Stated problem: Word for word, restate every line of the listing that follows.

══════════

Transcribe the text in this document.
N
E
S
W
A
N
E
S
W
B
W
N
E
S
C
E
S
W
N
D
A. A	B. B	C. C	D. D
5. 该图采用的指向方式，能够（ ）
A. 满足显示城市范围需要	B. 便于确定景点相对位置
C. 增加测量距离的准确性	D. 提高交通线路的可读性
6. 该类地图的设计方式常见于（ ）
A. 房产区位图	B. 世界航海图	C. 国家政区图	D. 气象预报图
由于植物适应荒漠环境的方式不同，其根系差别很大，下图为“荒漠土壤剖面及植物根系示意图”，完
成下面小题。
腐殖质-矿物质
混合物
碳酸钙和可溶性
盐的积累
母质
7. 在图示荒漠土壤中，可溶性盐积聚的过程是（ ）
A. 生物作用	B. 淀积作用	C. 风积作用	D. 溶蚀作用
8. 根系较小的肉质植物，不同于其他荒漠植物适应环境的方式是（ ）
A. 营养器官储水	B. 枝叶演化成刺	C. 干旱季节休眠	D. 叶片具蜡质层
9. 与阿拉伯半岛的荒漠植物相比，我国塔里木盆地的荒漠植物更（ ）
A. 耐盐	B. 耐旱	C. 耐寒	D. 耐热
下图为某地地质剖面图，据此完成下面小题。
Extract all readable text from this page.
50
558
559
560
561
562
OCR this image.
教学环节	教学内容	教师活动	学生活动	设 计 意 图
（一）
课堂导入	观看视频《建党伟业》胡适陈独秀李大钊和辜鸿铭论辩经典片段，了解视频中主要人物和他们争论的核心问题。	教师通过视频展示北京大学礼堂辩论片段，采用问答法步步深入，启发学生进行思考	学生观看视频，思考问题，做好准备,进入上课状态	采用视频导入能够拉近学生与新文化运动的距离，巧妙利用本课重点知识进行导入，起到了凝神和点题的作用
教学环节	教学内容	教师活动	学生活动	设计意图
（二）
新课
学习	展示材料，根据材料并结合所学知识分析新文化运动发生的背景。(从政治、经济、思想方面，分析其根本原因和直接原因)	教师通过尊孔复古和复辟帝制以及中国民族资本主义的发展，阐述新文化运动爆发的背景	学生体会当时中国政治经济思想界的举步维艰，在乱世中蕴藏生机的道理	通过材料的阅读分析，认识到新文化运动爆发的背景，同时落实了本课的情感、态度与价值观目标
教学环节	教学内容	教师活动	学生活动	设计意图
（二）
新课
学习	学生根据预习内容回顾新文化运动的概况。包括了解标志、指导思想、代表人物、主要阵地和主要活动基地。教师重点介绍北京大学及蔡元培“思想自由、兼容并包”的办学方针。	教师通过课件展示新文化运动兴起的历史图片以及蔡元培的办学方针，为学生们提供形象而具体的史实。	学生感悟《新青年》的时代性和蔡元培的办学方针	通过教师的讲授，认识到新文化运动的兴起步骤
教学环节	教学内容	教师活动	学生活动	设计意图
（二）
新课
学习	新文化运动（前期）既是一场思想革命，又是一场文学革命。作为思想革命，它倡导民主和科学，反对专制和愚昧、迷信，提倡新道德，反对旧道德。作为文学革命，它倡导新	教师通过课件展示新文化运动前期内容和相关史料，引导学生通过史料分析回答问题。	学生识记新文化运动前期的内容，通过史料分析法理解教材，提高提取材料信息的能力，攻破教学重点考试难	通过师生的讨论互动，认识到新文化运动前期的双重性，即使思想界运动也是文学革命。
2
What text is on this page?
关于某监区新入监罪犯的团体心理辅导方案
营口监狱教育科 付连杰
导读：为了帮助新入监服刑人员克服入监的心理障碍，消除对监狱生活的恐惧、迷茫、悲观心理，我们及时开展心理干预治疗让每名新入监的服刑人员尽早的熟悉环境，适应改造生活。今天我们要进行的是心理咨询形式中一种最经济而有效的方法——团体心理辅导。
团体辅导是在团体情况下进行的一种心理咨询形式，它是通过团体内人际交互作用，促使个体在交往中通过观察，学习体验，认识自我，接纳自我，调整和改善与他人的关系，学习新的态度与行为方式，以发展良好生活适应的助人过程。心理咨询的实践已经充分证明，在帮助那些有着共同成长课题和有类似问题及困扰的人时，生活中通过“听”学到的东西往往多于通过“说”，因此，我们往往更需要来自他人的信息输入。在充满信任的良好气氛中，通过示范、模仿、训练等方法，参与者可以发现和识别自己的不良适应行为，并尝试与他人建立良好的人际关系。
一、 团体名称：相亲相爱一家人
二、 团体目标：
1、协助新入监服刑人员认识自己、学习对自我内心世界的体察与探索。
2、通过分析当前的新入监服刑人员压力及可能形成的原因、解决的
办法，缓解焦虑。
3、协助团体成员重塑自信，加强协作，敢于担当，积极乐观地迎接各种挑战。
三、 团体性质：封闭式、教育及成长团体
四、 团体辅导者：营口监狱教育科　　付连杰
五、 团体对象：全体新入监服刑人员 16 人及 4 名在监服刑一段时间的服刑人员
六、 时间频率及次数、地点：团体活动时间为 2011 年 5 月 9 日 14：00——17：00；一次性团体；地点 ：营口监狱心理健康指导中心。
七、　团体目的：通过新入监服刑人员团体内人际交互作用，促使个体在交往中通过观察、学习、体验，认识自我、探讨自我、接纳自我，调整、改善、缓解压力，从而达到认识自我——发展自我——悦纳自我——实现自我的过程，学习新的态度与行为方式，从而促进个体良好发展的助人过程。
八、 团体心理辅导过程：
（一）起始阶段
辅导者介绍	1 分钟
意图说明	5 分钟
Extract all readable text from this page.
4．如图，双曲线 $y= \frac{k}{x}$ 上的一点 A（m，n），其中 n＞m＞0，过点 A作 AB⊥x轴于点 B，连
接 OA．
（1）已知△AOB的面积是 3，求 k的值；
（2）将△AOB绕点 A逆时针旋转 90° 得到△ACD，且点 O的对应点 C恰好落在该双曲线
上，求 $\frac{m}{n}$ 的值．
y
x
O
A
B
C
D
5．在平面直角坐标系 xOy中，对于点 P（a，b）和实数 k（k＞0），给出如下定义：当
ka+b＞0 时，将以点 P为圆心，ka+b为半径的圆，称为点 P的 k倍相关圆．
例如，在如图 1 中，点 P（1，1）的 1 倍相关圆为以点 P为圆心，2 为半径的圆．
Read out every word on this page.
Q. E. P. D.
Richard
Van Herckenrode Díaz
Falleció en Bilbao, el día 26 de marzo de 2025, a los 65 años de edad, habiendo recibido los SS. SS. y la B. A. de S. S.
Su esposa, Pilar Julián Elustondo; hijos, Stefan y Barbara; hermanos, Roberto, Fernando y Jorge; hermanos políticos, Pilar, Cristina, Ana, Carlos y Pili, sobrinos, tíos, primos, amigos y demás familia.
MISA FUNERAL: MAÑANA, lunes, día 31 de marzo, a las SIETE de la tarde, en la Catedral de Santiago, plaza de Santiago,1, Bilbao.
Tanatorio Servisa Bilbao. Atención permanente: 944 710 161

══════════

The result:
Transcribe the text in this document.
N
E
S
W
A
N
E
S
W
B
W
N
E
S
C
E
S
W
N
D
A. A	B. B	C. C	D. D
5. 该图采用的指向方式，能够（ ）
A. 满足显示城市范围需要	B. 便于确定景点相对位置
C. 增加测量距离的准确性	D. 提高交通线路的可读性
6. 该类地图的设计方式常见于（ ）
A. 房产区位图	B. 世界航海图	C. 国家政区图	D. 气象预报图
由于植物适应荒漠环境的方式不同，其根系差别很大，下图为“荒漠土壤剖面及植物根系示意图”，完
成下面小题。
腐殖质-矿物质
混合物
碳酸钙和可溶性
盐的积累
母质
7. 在图示荒漠土壤中，可溶性盐积聚的过程是（ ）
A. 生物作用	B. 淀积作用	C. 风积作用	D. 溶蚀作用
8. 根系较小的肉质植物，不同于其他荒漠植物适应环境的方式是（ ）
A. 营养器官储水	B. 枝叶演化成刺	C. 干旱季节休眠	D. 叶片具蜡质层
9. 与阿拉伯半岛的荒漠植物相比，我国塔里木盆地的荒漠植物更（ ）
A. 耐盐	B. 耐旱	C. 耐寒	D. 耐热
下图为某地地质剖面图，据此完成下面小题。
Extract all readable text from this page.
50
558
559
560
561
562
OCR this image.
教学环节	教学内容	教师活动	学生活动	设 计 意 图
（一）
课堂导入	观看视频《建党伟业》胡适陈独秀李大钊和辜鸿铭论辩经典片段，了解视频中主要人物和他们争论的核心问题。	教师通过视频展示北京大学礼堂辩论片段，采用问答法步步深入，启发学生进行思考	学生观看视频，思考问题，做好准备,进入上课状态	采用视频导入能够拉近学生与新文化运动的距离，巧妙利用本课重点知识进行导入，起到了凝神和点题的作用
教学环节	教学内容	教师活动	学生活动	设计意图
（二）
新课
学习	展示材料，根据材料并结合所学知识分析新文化运动发生的背景。(从政治、经济、思想方面，分析其根本原因和直接原因)	教师通过尊孔复古和复辟帝制以及中国民族资本主义的发展，阐述新文化运动爆发的背景	学生体会当时中国政治经济思想界的举步维艰，在乱世中蕴藏生机的道理	通过材料的阅读分析，认识到新文化运动爆发的背景，同时落实了本课的情感、态度与价值观目标
教学环节	教学内容	教师活动	学生活动	设计意图
（二）
新课
学习	学生根据预习内容回顾新文化运动的概况。包括了解标志、指导思想、代表人物、主要阵地和主要活动基地。教师重点介绍北京大学及蔡元培“思想自由、兼容并包”的办学方针。	教师通过课件展示新文化运动兴起的历史图片以及蔡元培的办学方针，为学生们提供形象而具体的史实。	学生感悟《新青年》的时代性和蔡元培的办学方针	通过教师的讲授，认识到新文化运动的兴起步骤
教学环节	教学内容	教师活动	学生活动	设计意图
（二）
新课
学习	新文化运动（前期）既是一场思想革命，又是一场文学革命。作为思想革命，它倡导民主和科学，反对专制和愚昧、迷信，提倡新道德，反对旧道德。作为文学革命，它倡导新	教师通过课件展示新文化运动前期内容和相关史料，引导学生通过史料分析回答问题。	学生识记新文化运动前期的内容，通过史料分析法理解教材，提高提取材料信息的能力，攻破教学重点考试难	通过师生的讨论互动，认识到新文化运动前期的双重性，即使思想界运动也是文学革命。
2
What text is on this page?
关于某监区新入监罪犯的团体心理辅导方案
营口监狱教育科 付连杰
导读：为了帮助新入监服刑人员克服入监的心理障碍，消除对监狱生活的恐惧、迷茫、悲观心理，我们及时开展心理干预治疗让每名新入监的服刑人员尽早的熟悉环境，适应改造生活。今天我们要进行的是心理咨询形式中一种最经济而有效的方法——团体心理辅导。
团体辅导是在团体情况下进行的一种心理咨询形式，它是通过团体内人际交互作用，促使个体在交往中通过观察，学习体验，认识自我，接纳自我，调整和改善与他人的关系，学习新的态度与行为方式，以发展良好生活适应的助人过程。心理咨询的实践已经充分证明，在帮助那些有着共同成长课题和有类似问题及困扰的人时，生活中通过“听”学到的东西往往多于通过“说”，因此，我们往往更需要来自他人的信息输入。在充满信任的良好气氛中，通过示范、模仿、训练等方法，参与者可以发现和识别自己的不良适应行为，并尝试与他人建立良好的人际关系。
一、 团体名称：相亲相爱一家人
二、 团体目标：
1、协助新入监服刑人员认识自己、学习对自我内心世界的体察与探索。
2、通过分析当前的新入监服刑人员压力及可能形成的原因、解决的
办法，缓解焦虑。
3、协助团体成员重塑自信，加强协作，敢于担当，积极乐观地迎接各种挑战。
三、 团体性质：封闭式、教育及成长团体
四、 团体辅导者：营口监狱教育科　　付连杰
五、 团体对象：全体新入监服刑人员 16 人及 4 名在监服刑一段时间的服刑人员
六、 时间频率及次数、地点：团体活动时间为 2011 年 5 月 9 日 14：00——17：00；一次性团体；地点 ：营口监狱心理健康指导中心。
七、　团体目的：通过新入监服刑人员团体内人际交互作用，促使个体在交往中通过观察、学习、体验，认识自我、探讨自我、接纳自我，调整、改善、缓解压力，从而达到认识自我——发展自我——悦纳自我——实现自我的过程，学习新的态度与行为方式，从而促进个体良好发展的助人过程。
八、 团体心理辅导过程：
（一）起始阶段
辅导者介绍	1 分钟
意图说明	5 分钟
Extract all readable text from this page.
4．如图，双曲线 $y= \frac{k}{x}$ 上的一点 A（m，n），其中 n＞m＞0，过点 A作 AB⊥x轴于点 B，连
接 OA．
（1）已知△AOB的面积是 3，求 k的值；
（2）将△AOB绕点 A逆时针旋转 90° 得到△ACD，且点 O的对应点 C恰好落在该双曲线
上，求 $\frac{m}{n}$ 的值．
y
x
O
A
B
C
D
5．在平面直角坐标系 xOy中，对于点 P（a，b）和实数 k（k＞0），给出如下定义：当
ka+b＞0 时，将以点 P为圆心，ka+b为半径的圆，称为点 P的 k倍相关圆．
例如，在如图 1 中，点 P（1，1）的 1 倍相关圆为以点 P为圆心，2 为半径的圆．
Read out every word on this page.
Q. E. P. D.
Richard
Van Herckenrode Díaz
Falleció en Bilbao, el día 26 de marzo de 2025, a los 65 años de edad, habiendo recibido los SS. SS. y la B. A. de S. S.
Su esposa, Pilar Julián Elustondo; hijos, Stefan y Barbara; hermanos, Roberto, Fernando y Jorge; hermanos políticos, Pilar, Cristina, Ana, Carlos y Pili, sobrinos, tíos, primos, amigos y demás familia.
MISA FUNERAL: MAÑANA, lunes, día 31 de marzo, a las SIETE de la tarde, en la Catedral de Santiago, plaza de Santiago,1, Bilbao.
Tanatorio Servisa Bilbao. Atención permanente: 944 710 161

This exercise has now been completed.